[Extracts from a graphics dataset]
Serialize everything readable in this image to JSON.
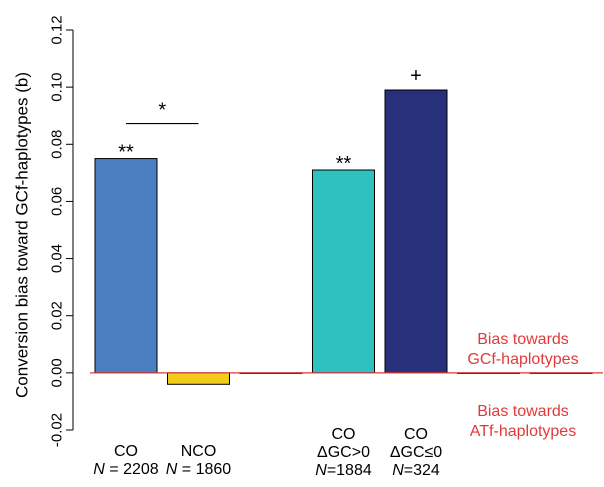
{
  "chart_data": {
    "type": "bar",
    "ylabel": "Conversion bias toward GCf-haplotypes (b)",
    "ylim": [
      -0.02,
      0.12
    ],
    "yticks": [
      "-0.02",
      "0.00",
      "0.02",
      "0.04",
      "0.06",
      "0.08",
      "0.10",
      "0.12"
    ],
    "grid": false,
    "categories": [
      {
        "lines": [
          {
            "text": "CO"
          },
          {
            "italic": "N",
            "text": " = 2208"
          }
        ]
      },
      {
        "lines": [
          {
            "text": "NCO"
          },
          {
            "italic": "N",
            "text": " = 1860"
          }
        ]
      },
      {
        "lines": [
          {
            "text": "CO"
          },
          {
            "text": "ΔGC>0"
          },
          {
            "italic": "N",
            "text": "=1884"
          }
        ]
      },
      {
        "lines": [
          {
            "text": "CO"
          },
          {
            "text": "ΔGC≤0"
          },
          {
            "italic": "N",
            "text": "=324"
          }
        ]
      }
    ],
    "bars": [
      {
        "value": 0.075,
        "color": "#4a7fc1",
        "significance": "**"
      },
      {
        "value": -0.004,
        "color": "#f2cc1a",
        "significance": ""
      },
      {
        "value": 0.0,
        "color": "#ffffff",
        "significance": ""
      },
      {
        "value": 0.071,
        "color": "#2fc0c0",
        "significance": "**"
      },
      {
        "value": 0.099,
        "color": "#27307a",
        "significance": "+"
      },
      {
        "value": 0.0,
        "color": "#ffffff",
        "significance": ""
      },
      {
        "value": 0.0,
        "color": "#ffffff",
        "significance": ""
      }
    ],
    "comparison": {
      "from_bar": 0,
      "to_bar": 1,
      "label": "*"
    },
    "reference_line": {
      "value": 0.0,
      "color": "#e03a3a"
    },
    "annotations": [
      {
        "lines": [
          "Bias towards",
          "GCf-haplotypes"
        ],
        "color": "#e03a3a",
        "position": "above-reference-right"
      },
      {
        "lines": [
          "Bias towards",
          "ATf-haplotypes"
        ],
        "color": "#e03a3a",
        "position": "below-reference-right"
      }
    ]
  }
}
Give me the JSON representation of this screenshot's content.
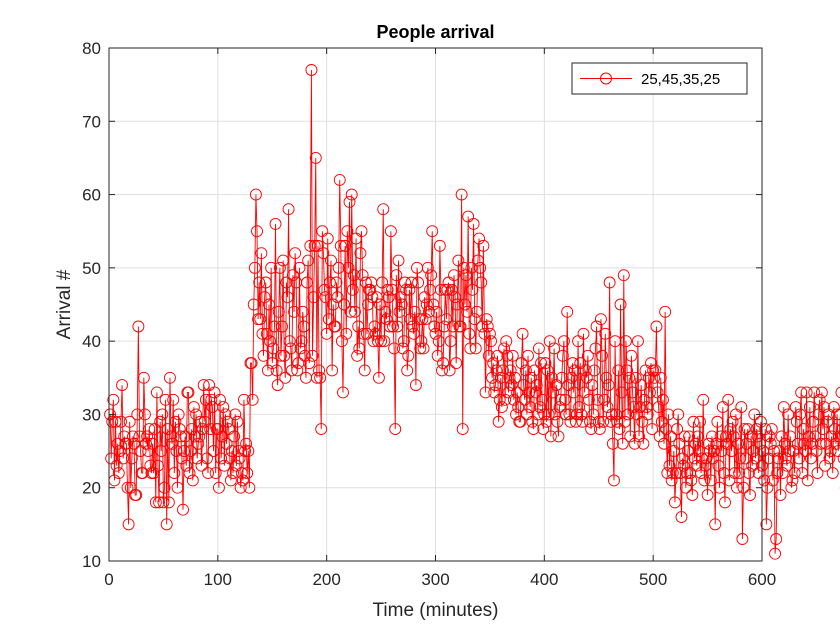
{
  "chart_data": {
    "type": "line",
    "title": "People arrival",
    "xlabel": "Time (minutes)",
    "ylabel": "Arrival #",
    "xlim": [
      0,
      600
    ],
    "ylim": [
      10,
      80
    ],
    "xticks": [
      0,
      100,
      200,
      300,
      400,
      500,
      600
    ],
    "yticks": [
      10,
      20,
      30,
      40,
      50,
      60,
      70,
      80
    ],
    "grid": true,
    "legend_position": "top-right",
    "series": [
      {
        "name": "25,45,35,25",
        "color": "#ff0000",
        "marker": "circle",
        "x_start": 1,
        "x_step": 1,
        "values": [
          30,
          24,
          29,
          32,
          21,
          29,
          23,
          26,
          22,
          25,
          29,
          34,
          24,
          27,
          26,
          26,
          20,
          15,
          29,
          20,
          24,
          27,
          26,
          19,
          19,
          30,
          42,
          27,
          25,
          22,
          22,
          35,
          30,
          26,
          27,
          25,
          28,
          23,
          22,
          26,
          22,
          28,
          18,
          33,
          23,
          18,
          29,
          25,
          30,
          18,
          20,
          32,
          15,
          28,
          18,
          35,
          27,
          26,
          32,
          22,
          29,
          25,
          20,
          30,
          28,
          27,
          24,
          17,
          25,
          27,
          23,
          33,
          33,
          22,
          25,
          28,
          21,
          31,
          27,
          30,
          24,
          26,
          27,
          29,
          23,
          28,
          34,
          29,
          32,
          24,
          22,
          34,
          28,
          32,
          31,
          25,
          33,
          22,
          28,
          28,
          20,
          32,
          24,
          27,
          31,
          23,
          30,
          26,
          29,
          28,
          24,
          21,
          25,
          22,
          27,
          30,
          23,
          29,
          25,
          24,
          20,
          22,
          21,
          32,
          25,
          26,
          22,
          25,
          20,
          37,
          37,
          32,
          45,
          50,
          60,
          55,
          43,
          48,
          43,
          52,
          41,
          38,
          46,
          48,
          41,
          36,
          45,
          40,
          50,
          37,
          39,
          42,
          56,
          36,
          34,
          44,
          50,
          38,
          42,
          51,
          38,
          35,
          48,
          46,
          58,
          40,
          39,
          36,
          49,
          44,
          52,
          48,
          36,
          37,
          50,
          39,
          40,
          44,
          42,
          38,
          35,
          48,
          51,
          37,
          53,
          77,
          38,
          46,
          53,
          65,
          35,
          53,
          36,
          35,
          28,
          55,
          52,
          47,
          46,
          41,
          54,
          43,
          48,
          51,
          36,
          45,
          42,
          42,
          48,
          46,
          50,
          62,
          53,
          40,
          33,
          45,
          53,
          41,
          55,
          50,
          59,
          44,
          60,
          47,
          49,
          44,
          54,
          38,
          42,
          39,
          52,
          55,
          49,
          41,
          36,
          48,
          41,
          45,
          47,
          47,
          48,
          46,
          40,
          42,
          41,
          46,
          40,
          35,
          45,
          40,
          48,
          58,
          40,
          44,
          43,
          47,
          46,
          42,
          55,
          47,
          42,
          39,
          28,
          49,
          42,
          51,
          44,
          46,
          45,
          39,
          40,
          48,
          47,
          36,
          38,
          47,
          43,
          48,
          42,
          41,
          44,
          34,
          50,
          48,
          43,
          39,
          40,
          43,
          39,
          46,
          43,
          45,
          50,
          44,
          47,
          49,
          55,
          45,
          42,
          41,
          44,
          38,
          40,
          53,
          47,
          36,
          37,
          42,
          47,
          43,
          47,
          48,
          36,
          40,
          47,
          42,
          49,
          46,
          37,
          45,
          51,
          42,
          42,
          60,
          28,
          50,
          45,
          49,
          44,
          57,
          41,
          39,
          50,
          47,
          56,
          43,
          39,
          44,
          51,
          54,
          50,
          48,
          42,
          53,
          41,
          33,
          43,
          42,
          38,
          41,
          40,
          35,
          37,
          33,
          34,
          36,
          38,
          29,
          32,
          35,
          31,
          36,
          39,
          32,
          40,
          38,
          33,
          35,
          36,
          34,
          38,
          32,
          35,
          30,
          33,
          31,
          29,
          29,
          37,
          41,
          34,
          32,
          36,
          30,
          38,
          33,
          31,
          35,
          29,
          28,
          36,
          33,
          34,
          30,
          39,
          31,
          37,
          32,
          28,
          30,
          37,
          29,
          36,
          30,
          40,
          27,
          35,
          33,
          39,
          30,
          34,
          29,
          27,
          31,
          32,
          35,
          38,
          40,
          32,
          30,
          44,
          34,
          30,
          29,
          35,
          37,
          33,
          36,
          29,
          30,
          40,
          31,
          37,
          30,
          29,
          41,
          33,
          36,
          35,
          38,
          32,
          29,
          28,
          34,
          30,
          36,
          39,
          42,
          32,
          29,
          28,
          43,
          38,
          29,
          32,
          41,
          35,
          31,
          34,
          48,
          29,
          30,
          26,
          21,
          40,
          30,
          29,
          36,
          28,
          45,
          33,
          26,
          49,
          29,
          40,
          36,
          30,
          35,
          27,
          38,
          33,
          31,
          26,
          35,
          30,
          40,
          27,
          31,
          34,
          29,
          26,
          32,
          36,
          31,
          30,
          35,
          33,
          37,
          28,
          36,
          35,
          36,
          42,
          33,
          31,
          27,
          35,
          29,
          32,
          26,
          44,
          28,
          22,
          30,
          23,
          27,
          21,
          22,
          25,
          18,
          22,
          28,
          30,
          26,
          22,
          16,
          24,
          23,
          27,
          20,
          22,
          25,
          27,
          22,
          21,
          19,
          29,
          24,
          26,
          23,
          27,
          25,
          29,
          22,
          24,
          32,
          21,
          23,
          24,
          19,
          26,
          25,
          21,
          27,
          24,
          25,
          15,
          26,
          29,
          23,
          20,
          27,
          25,
          31,
          22,
          18,
          27,
          26,
          32,
          21,
          28,
          25,
          29,
          27,
          22,
          30,
          20,
          26,
          22,
          24,
          31,
          13,
          20,
          28,
          24,
          26,
          28,
          22,
          19,
          27,
          23,
          25,
          30,
          24,
          28,
          27,
          22,
          26,
          29,
          23,
          25,
          21,
          28,
          15,
          20,
          24,
          27,
          26,
          28,
          21,
          25,
          11,
          13,
          22,
          24,
          25,
          19,
          27,
          22,
          31,
          26,
          24,
          23,
          30,
          25,
          27,
          20,
          21,
          25,
          22,
          31,
          29,
          26,
          24,
          30,
          33,
          22,
          28,
          26,
          25,
          33,
          21,
          27,
          31,
          24,
          26,
          29,
          33,
          27,
          25,
          22,
          30,
          32,
          26,
          33,
          28,
          31,
          23,
          26,
          29,
          30,
          24,
          25,
          27,
          22,
          31,
          28,
          26,
          30,
          25,
          27,
          30,
          33,
          28,
          24,
          26,
          20,
          23,
          29,
          22,
          25,
          24,
          33,
          27,
          22,
          26,
          30,
          27,
          28,
          24,
          27,
          16,
          26,
          31,
          25,
          28,
          21,
          24,
          27,
          26,
          22,
          17,
          27,
          30,
          25,
          28,
          22,
          26,
          33,
          30,
          24,
          28,
          22,
          29,
          23,
          18,
          26,
          24,
          25,
          28,
          23,
          15,
          22,
          27,
          24,
          28,
          30,
          26,
          25,
          29,
          20,
          23,
          39,
          30,
          27,
          28,
          24,
          25,
          22,
          26,
          32,
          29,
          34,
          22,
          33,
          28,
          24,
          33,
          27,
          26,
          25,
          24,
          30,
          24,
          35,
          29,
          32,
          23,
          29,
          25,
          28,
          21
        ]
      }
    ]
  }
}
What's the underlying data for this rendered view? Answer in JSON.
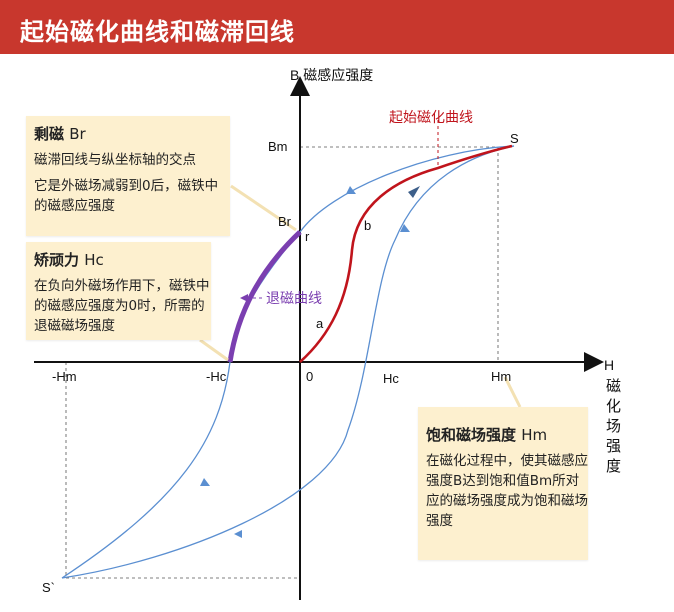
{
  "header": {
    "title": "起始磁化曲线和磁滞回线"
  },
  "axes": {
    "y_label": "B 磁感应强度",
    "x_label_h": "H",
    "x_label_chars": [
      "磁",
      "化",
      "场",
      "强",
      "度"
    ]
  },
  "labels": {
    "initial_curve": "起始磁化曲线",
    "demag_curve": "退磁曲线",
    "S": "S",
    "S_neg": "S`",
    "Bm": "Bm",
    "Br": "Br",
    "r": "r",
    "b": "b",
    "a": "a",
    "origin": "0",
    "neg_Hm": "-Hm",
    "neg_Hc": "-Hc",
    "Hc": "Hc",
    "Hm": "Hm"
  },
  "notes": {
    "remanence": {
      "title": "剩磁",
      "abbr": "Br",
      "lines": [
        "磁滞回线与纵坐标轴的交点",
        "它是外磁场减弱到0后，磁铁中的磁感应强度"
      ]
    },
    "coercivity": {
      "title": "矫顽力",
      "abbr": "Hc",
      "lines": [
        "在负向外磁场作用下，磁铁中的磁感应强度为0时，所需的退磁磁场强度"
      ]
    },
    "saturation": {
      "title": "饱和磁场强度",
      "abbr": "Hm",
      "lines": [
        "在磁化过程中，使其磁感应强度B达到饱和值Bm所对应的磁场强度成为饱和磁场强度"
      ]
    }
  },
  "colors": {
    "header_bg": "#c8372d",
    "loop": "#5b8fd1",
    "initial_curve": "#c0141c",
    "demag_curve": "#7b3fb0",
    "note_bg": "#fdf0cf"
  }
}
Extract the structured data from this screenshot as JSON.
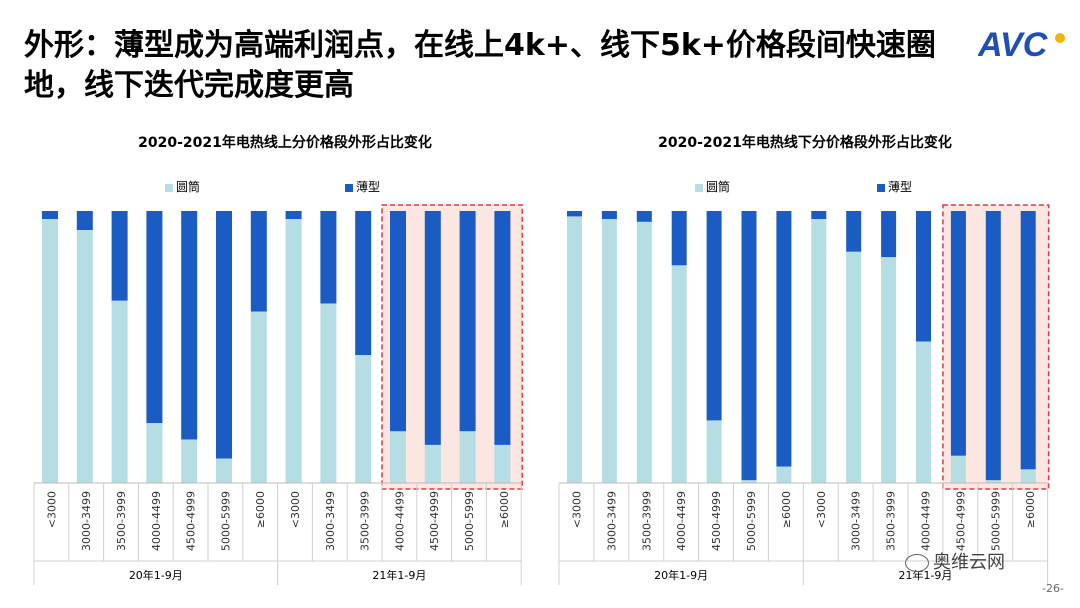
{
  "title": "外形：薄型成为高端利润点，在线上4k+、线下5k+价格段间快速圈地，线下迭代完成度更高",
  "logo_text": "AVC",
  "watermark": "奥维云网",
  "page_number": "-26-",
  "colors": {
    "round": "#b4dde4",
    "thin": "#1a5bc4",
    "highlight_fill": "#fbe6e2",
    "highlight_border": "#e03a3a"
  },
  "chart_data": [
    {
      "type": "bar",
      "stacked": "percent",
      "title": "2020-2021年电热线上分价格段外形占比变化",
      "legend": [
        "圆筒",
        "薄型"
      ],
      "categories": [
        "<3000",
        "3000-3499",
        "3500-3999",
        "4000-4499",
        "4500-4999",
        "5000-5999",
        "≥6000",
        "<3000",
        "3000-3499",
        "3500-3999",
        "4000-4499",
        "4500-4999",
        "5000-5999",
        "≥6000"
      ],
      "groups": [
        {
          "label": "20年1-9月",
          "count": 7
        },
        {
          "label": "21年1-9月",
          "count": 7
        }
      ],
      "highlight_from": 10,
      "series": [
        {
          "name": "圆筒",
          "values": [
            97,
            93,
            67,
            22,
            16,
            9,
            63,
            97,
            66,
            47,
            19,
            14,
            19,
            14
          ]
        },
        {
          "name": "薄型",
          "values": [
            3,
            7,
            33,
            78,
            84,
            91,
            37,
            3,
            34,
            53,
            81,
            86,
            81,
            86
          ]
        }
      ],
      "ylim": [
        0,
        100
      ]
    },
    {
      "type": "bar",
      "stacked": "percent",
      "title": "2020-2021年电热线下分价格段外形占比变化",
      "legend": [
        "圆筒",
        "薄型"
      ],
      "categories": [
        "<3000",
        "3000-3499",
        "3500-3999",
        "4000-4499",
        "4500-4999",
        "5000-5999",
        "≥6000",
        "<3000",
        "3000-3499",
        "3500-3999",
        "4000-4499",
        "4500-4999",
        "5000-5999",
        "≥6000"
      ],
      "groups": [
        {
          "label": "20年1-9月",
          "count": 7
        },
        {
          "label": "21年1-9月",
          "count": 7
        }
      ],
      "highlight_from": 11,
      "series": [
        {
          "name": "圆筒",
          "values": [
            98,
            97,
            96,
            80,
            23,
            1,
            6,
            97,
            85,
            83,
            52,
            10,
            1,
            5
          ]
        },
        {
          "name": "薄型",
          "values": [
            2,
            3,
            4,
            20,
            77,
            99,
            94,
            3,
            15,
            17,
            48,
            90,
            99,
            95
          ]
        }
      ],
      "ylim": [
        0,
        100
      ]
    }
  ]
}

- PROBLEM TO WORK ON
Pick out, from the lines above, every one that contains the string "title".

- WRITTEN SOLUTION
    "title": "People arrival",
    "title": "起始磁化曲线和磁滞回线"
      "title": "剩磁",
      "title": "矫顽力",
      "title": "饱和磁场强度",
  "title": "外形：薄型成为高端利润点，在线上4k+、线下5k+价格段间快速圈地，线下迭代完成度更高",
      "title": "2020-2021年电热线上分价格段外形占比变化",
      "title": "2020-2021年电热线下分价格段外形占比变化",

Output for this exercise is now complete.